**TASK REQUIREMENTS:** Your task is to transcribe all the entries exactly, excluding pictures.

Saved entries
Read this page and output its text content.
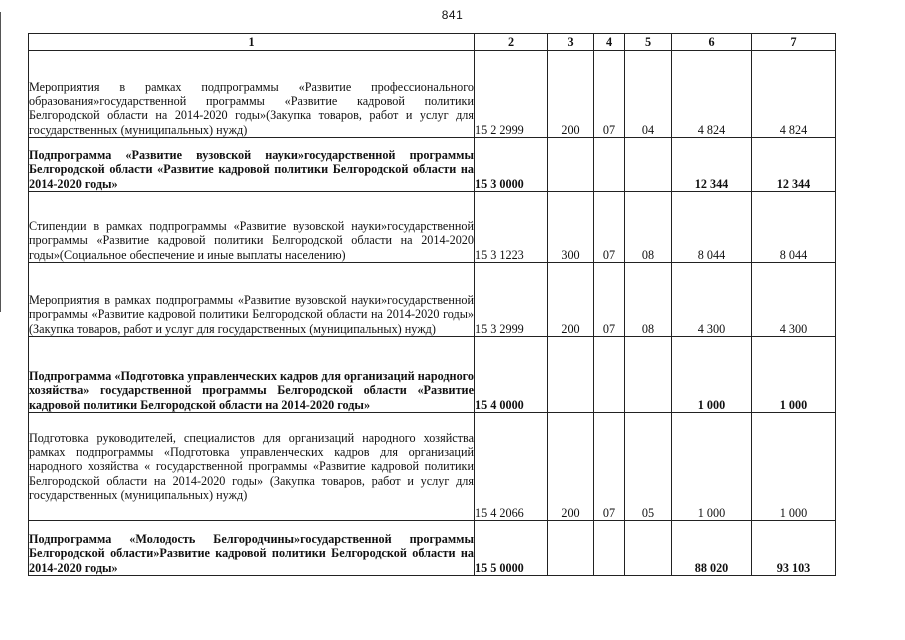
841
1	2	3	4	5	6	7
Мероприятия в рамках подпрограммы «Развитие профессионального образования»государственной программы «Развитие кадровой политики Белгородской области на 2014-2020 годы»(Закупка товаров, работ и услуг для государственных (муниципальных) нужд)	15 2 2999	200	07	04	4 824	4 824
Подпрограмма «Развитие вузовской науки»государственной программы Белгородской области «Развитие кадровой политики Белгородской области на 2014-2020 годы»	15 3 0000				12 344	12 344
Стипендии в рамках подпрограммы «Развитие вузовской науки»государственной программы «Развитие кадровой политики Белгородской области на 2014-2020 годы»(Социальное обеспечение и иные выплаты населению)	15 3 1223	300	07	08	8 044	8 044
Мероприятия в рамках подпрограммы «Развитие вузовской науки»государственной программы «Развитие кадровой политики Белгородской области на 2014-2020 годы» (Закупка товаров, работ и услуг для государственных (муниципальных) нужд)	15 3 2999	200	07	08	4 300	4 300
Подпрограмма «Подготовка управленческих кадров для организаций народного хозяйства» государственной программы Белгородской области «Развитие кадровой политики Белгородской области на 2014-2020 годы»	15 4 0000				1 000	1 000
Подготовка руководителей, специалистов для организаций народного хозяйства рамках подпрограммы «Подготовка управленческих кадров для организаций народного хозяйства « государственной программы «Развитие кадровой политики Белгородской области на 2014-2020 годы» (Закупка товаров, работ и услуг для государственных (муниципальных) нужд)	15 4 2066	200	07	05	1 000	1 000
Подпрограмма «Молодость Белгородчины»государственной программы Белгородской области»Развитие кадровой политики Белгородской области на 2014-2020 годы»	15 5 0000				88 020	93 103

**THE RESULT:**
Read this page and output its text content.
841
1	2	3	4	5	6	7
Мероприятия в рамках подпрограммы «Развитие профессионального образования»государственной программы «Развитие кадровой политики Белгородской области на 2014-2020 годы»(Закупка товаров, работ и услуг для государственных (муниципальных) нужд)	15 2 2999	200	07	04	4 824	4 824
Подпрограмма «Развитие вузовской науки»государственной программы Белгородской области «Развитие кадровой политики Белгородской области на 2014-2020 годы»	15 3 0000				12 344	12 344
Стипендии в рамках подпрограммы «Развитие вузовской науки»государственной программы «Развитие кадровой политики Белгородской области на 2014-2020 годы»(Социальное обеспечение и иные выплаты населению)	15 3 1223	300	07	08	8 044	8 044
Мероприятия в рамках подпрограммы «Развитие вузовской науки»государственной программы «Развитие кадровой политики Белгородской области на 2014-2020 годы» (Закупка товаров, работ и услуг для государственных (муниципальных) нужд)	15 3 2999	200	07	08	4 300	4 300
Подпрограмма «Подготовка управленческих кадров для организаций народного хозяйства» государственной программы Белгородской области «Развитие кадровой политики Белгородской области на 2014-2020 годы»	15 4 0000				1 000	1 000
Подготовка руководителей, специалистов для организаций народного хозяйства рамках подпрограммы «Подготовка управленческих кадров для организаций народного хозяйства « государственной программы «Развитие кадровой политики Белгородской области на 2014-2020 годы» (Закупка товаров, работ и услуг для государственных (муниципальных) нужд)	15 4 2066	200	07	05	1 000	1 000
Подпрограмма «Молодость Белгородчины»государственной программы Белгородской области»Развитие кадровой политики Белгородской области на 2014-2020 годы»	15 5 0000				88 020	93 103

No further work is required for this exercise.